▶ **WHAT THE TASK REQUIRES**:
Locate every line in the records below that holds the word "Documents" and return each one.

▶ **SUPPLIED RECORDS**:
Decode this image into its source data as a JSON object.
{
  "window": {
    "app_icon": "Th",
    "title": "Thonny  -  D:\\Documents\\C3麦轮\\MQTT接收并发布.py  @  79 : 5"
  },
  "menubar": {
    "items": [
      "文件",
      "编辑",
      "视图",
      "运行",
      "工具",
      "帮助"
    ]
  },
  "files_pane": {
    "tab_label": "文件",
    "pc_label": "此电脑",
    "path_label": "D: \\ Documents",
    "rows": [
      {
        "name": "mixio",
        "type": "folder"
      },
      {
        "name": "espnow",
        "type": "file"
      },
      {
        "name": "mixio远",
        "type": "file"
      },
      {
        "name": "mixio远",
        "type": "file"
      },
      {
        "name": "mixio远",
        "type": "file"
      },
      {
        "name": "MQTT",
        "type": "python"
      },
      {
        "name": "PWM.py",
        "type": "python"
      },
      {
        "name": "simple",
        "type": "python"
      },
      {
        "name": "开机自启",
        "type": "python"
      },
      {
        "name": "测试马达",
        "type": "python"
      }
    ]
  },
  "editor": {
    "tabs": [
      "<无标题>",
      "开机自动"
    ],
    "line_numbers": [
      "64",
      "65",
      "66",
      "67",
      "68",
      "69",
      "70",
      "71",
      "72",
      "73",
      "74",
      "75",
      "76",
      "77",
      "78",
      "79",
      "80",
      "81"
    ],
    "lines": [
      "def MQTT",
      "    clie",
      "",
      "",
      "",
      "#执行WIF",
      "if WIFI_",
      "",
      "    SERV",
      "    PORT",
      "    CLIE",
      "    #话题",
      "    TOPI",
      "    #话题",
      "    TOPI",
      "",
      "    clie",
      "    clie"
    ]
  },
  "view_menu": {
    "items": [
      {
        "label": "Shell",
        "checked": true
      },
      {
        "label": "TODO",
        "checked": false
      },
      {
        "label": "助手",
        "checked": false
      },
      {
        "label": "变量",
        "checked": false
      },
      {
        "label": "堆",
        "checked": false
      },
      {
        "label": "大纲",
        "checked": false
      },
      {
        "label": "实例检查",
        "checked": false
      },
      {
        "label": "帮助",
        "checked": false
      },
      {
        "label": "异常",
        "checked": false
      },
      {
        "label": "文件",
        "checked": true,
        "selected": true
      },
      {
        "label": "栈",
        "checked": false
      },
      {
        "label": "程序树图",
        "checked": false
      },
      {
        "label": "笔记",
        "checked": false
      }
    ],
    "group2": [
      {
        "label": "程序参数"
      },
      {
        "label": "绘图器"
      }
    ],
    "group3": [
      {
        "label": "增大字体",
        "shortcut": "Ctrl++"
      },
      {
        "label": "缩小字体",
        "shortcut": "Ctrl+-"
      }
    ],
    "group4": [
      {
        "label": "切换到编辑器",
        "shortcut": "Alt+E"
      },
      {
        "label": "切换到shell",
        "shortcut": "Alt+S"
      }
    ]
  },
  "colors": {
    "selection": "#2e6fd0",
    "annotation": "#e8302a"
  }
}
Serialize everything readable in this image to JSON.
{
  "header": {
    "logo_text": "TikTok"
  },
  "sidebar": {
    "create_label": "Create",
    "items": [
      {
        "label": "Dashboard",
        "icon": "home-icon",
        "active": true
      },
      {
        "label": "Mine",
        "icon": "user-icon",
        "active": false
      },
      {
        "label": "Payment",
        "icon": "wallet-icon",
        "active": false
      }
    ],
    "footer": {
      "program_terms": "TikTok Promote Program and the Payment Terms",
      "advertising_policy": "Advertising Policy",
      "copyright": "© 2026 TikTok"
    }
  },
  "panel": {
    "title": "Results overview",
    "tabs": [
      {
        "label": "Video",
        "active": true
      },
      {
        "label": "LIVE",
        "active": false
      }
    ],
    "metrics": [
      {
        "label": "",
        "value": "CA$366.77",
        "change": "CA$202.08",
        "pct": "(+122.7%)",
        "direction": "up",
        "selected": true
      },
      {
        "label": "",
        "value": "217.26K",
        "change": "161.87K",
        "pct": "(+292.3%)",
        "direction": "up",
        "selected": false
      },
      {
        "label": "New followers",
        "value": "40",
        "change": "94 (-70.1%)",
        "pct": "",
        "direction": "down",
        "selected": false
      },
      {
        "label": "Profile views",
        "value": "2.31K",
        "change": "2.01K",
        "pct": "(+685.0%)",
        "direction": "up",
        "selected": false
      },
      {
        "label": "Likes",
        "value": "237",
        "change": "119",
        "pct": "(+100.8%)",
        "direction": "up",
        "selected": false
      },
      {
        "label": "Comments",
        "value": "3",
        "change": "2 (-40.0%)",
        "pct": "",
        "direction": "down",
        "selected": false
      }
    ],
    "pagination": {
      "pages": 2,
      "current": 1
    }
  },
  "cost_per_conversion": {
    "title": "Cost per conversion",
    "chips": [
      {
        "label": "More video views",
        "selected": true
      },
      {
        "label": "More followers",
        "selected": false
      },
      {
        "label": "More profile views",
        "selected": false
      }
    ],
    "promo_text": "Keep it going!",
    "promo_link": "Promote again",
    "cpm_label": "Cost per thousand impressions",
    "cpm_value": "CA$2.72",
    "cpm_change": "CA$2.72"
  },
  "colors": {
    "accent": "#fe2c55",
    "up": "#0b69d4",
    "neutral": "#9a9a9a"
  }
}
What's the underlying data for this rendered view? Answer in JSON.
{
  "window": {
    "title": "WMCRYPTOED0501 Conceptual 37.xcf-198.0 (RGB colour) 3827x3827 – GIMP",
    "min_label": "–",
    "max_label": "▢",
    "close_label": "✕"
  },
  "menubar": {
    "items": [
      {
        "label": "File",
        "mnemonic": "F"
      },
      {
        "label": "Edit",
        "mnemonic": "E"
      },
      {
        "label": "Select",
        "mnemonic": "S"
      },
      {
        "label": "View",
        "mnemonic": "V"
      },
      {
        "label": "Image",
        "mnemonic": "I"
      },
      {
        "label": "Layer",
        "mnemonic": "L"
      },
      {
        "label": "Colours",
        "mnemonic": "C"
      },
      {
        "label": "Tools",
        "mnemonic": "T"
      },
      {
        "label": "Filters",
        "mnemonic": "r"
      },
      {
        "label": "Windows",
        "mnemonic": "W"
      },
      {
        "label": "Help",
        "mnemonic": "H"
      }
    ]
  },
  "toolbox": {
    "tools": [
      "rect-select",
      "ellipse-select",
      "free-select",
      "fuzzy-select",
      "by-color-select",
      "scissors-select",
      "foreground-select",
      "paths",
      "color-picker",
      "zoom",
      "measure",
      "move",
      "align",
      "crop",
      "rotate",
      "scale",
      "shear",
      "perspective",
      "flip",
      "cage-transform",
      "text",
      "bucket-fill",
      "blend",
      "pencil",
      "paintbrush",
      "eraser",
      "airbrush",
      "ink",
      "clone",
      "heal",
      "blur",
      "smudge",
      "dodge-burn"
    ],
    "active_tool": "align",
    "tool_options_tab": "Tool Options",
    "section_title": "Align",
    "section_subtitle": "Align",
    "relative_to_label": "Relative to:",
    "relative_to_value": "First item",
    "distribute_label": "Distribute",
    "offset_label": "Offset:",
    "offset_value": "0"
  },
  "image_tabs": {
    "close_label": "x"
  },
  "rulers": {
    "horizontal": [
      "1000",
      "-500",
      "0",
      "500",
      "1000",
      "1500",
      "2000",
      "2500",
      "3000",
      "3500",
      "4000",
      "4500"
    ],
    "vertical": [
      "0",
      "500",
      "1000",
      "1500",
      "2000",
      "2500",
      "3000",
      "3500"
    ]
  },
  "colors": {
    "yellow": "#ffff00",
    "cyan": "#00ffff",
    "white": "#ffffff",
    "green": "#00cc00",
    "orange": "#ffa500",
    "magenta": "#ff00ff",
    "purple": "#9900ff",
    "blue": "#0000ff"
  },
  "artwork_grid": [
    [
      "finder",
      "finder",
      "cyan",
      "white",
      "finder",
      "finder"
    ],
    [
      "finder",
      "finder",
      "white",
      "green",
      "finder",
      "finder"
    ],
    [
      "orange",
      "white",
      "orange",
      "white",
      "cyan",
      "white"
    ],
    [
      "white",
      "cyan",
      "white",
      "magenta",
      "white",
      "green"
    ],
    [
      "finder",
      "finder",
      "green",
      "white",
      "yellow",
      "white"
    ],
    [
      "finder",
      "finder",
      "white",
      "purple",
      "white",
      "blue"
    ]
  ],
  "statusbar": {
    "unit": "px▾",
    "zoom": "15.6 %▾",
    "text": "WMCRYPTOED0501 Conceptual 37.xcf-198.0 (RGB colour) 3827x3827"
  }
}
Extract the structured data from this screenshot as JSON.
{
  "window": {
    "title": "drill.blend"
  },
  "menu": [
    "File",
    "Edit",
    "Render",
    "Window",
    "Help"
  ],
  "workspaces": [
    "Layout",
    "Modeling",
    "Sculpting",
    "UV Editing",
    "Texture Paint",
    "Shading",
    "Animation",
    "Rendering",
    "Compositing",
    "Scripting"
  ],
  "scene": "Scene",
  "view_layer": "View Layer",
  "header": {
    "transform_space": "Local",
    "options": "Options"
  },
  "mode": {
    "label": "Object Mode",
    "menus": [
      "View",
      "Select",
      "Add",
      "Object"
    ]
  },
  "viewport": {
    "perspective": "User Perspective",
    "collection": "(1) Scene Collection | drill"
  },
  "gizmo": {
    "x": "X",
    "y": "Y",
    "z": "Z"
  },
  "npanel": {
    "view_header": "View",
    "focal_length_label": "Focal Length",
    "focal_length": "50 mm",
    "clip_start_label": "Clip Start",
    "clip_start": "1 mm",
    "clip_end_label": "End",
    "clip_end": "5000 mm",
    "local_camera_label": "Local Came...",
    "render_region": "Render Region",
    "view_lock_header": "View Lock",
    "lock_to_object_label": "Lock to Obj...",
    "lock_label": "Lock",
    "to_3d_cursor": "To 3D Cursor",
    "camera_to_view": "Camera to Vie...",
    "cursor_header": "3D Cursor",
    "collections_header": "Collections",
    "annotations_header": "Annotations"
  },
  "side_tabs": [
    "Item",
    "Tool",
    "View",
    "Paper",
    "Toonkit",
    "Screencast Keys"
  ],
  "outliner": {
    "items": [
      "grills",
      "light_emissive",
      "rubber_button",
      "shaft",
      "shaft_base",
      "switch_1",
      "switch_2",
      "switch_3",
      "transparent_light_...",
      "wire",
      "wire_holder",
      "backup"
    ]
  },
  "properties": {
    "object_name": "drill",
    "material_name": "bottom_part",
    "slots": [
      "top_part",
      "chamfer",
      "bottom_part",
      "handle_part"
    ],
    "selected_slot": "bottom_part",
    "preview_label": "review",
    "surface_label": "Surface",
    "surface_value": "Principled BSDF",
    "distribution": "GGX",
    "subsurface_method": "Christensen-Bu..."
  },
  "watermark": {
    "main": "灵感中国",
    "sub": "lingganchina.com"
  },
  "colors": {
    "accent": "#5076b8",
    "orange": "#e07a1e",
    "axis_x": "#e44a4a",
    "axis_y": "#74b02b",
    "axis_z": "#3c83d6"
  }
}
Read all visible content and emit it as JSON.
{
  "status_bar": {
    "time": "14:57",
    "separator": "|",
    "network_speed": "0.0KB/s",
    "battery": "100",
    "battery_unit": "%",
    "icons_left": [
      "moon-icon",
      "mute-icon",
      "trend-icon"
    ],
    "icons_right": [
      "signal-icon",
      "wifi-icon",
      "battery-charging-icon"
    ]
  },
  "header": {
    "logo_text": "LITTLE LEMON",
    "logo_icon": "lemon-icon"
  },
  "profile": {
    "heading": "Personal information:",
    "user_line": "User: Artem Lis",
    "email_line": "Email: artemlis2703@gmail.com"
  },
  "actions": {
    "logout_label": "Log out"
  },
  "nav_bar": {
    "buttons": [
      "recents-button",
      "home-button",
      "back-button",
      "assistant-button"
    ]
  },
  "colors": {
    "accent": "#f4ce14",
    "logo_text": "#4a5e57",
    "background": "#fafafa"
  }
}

▶ **EXPECTED ANSWER**:
    "title": "Thonny  -  D:\\Documents\\C3麦轮\\MQTT接收并发布.py  @  79 : 5"
    "path_label": "D: \\ Documents",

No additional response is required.